▸ **EXERCISE OBJECTIVE**
Present every line of the items below as a numbered list, omitting any blank lines.

▸ **EXTRACTED ENTRIES**
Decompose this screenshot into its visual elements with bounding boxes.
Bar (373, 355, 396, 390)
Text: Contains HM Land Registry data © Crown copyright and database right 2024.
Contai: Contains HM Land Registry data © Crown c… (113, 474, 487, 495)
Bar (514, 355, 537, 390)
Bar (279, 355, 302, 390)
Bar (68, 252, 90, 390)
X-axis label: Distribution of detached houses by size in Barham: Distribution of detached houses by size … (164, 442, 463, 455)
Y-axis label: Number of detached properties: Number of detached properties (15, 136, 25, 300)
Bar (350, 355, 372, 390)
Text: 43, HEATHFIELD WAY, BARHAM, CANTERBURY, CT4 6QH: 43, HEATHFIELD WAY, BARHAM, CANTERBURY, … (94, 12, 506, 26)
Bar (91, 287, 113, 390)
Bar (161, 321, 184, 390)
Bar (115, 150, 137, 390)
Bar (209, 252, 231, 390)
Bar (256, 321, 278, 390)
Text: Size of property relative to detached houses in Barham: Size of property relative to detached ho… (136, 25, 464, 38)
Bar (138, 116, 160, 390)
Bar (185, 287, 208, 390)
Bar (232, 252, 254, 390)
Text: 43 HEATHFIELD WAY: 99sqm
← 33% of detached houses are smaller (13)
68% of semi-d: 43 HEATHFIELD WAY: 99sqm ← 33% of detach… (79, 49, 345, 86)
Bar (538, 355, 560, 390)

▸ **CORRECT ANSWER**
1. Decompose this screenshot into its visual elements with bounding boxes.
2. Bar (373, 355, 396, 390)
3. Text: Contains HM Land Registry data © Crown copyright and database right 2024.
4. Contai: Contains HM Land Registry data © Crown c… (113, 474, 487, 495)
5. Bar (514, 355, 537, 390)
6. Bar (279, 355, 302, 390)
7. Bar (68, 252, 90, 390)
8. X-axis label: Distribution of detached houses by size in Barham: Distribution of detached houses by size … (164, 442, 463, 455)
9. Y-axis label: Number of detached properties: Number of detached properties (15, 136, 25, 300)
10. Bar (350, 355, 372, 390)
11. Text: 43, HEATHFIELD WAY, BARHAM, CANTERBURY, CT4 6QH: 43, HEATHFIELD WAY, BARHAM, CANTERBURY, … (94, 12, 506, 26)
12. Bar (91, 287, 113, 390)
13. Bar (161, 321, 184, 390)
14. Bar (115, 150, 137, 390)
15. Bar (209, 252, 231, 390)
16. Bar (256, 321, 278, 390)
17. Text: Size of property relative to detached houses in Barham: Size of property relative to detached ho… (136, 25, 464, 38)
18. Bar (138, 116, 160, 390)
19. Bar (185, 287, 208, 390)
20. Bar (232, 252, 254, 390)
21. Text: 43 HEATHFIELD WAY: 99sqm
22. ← 33% of detached houses are smaller (13)
23. 68% of semi-d: 43 HEATHFIELD WAY: 99sqm ← 33% of detach… (79, 49, 345, 86)
24. Bar (538, 355, 560, 390)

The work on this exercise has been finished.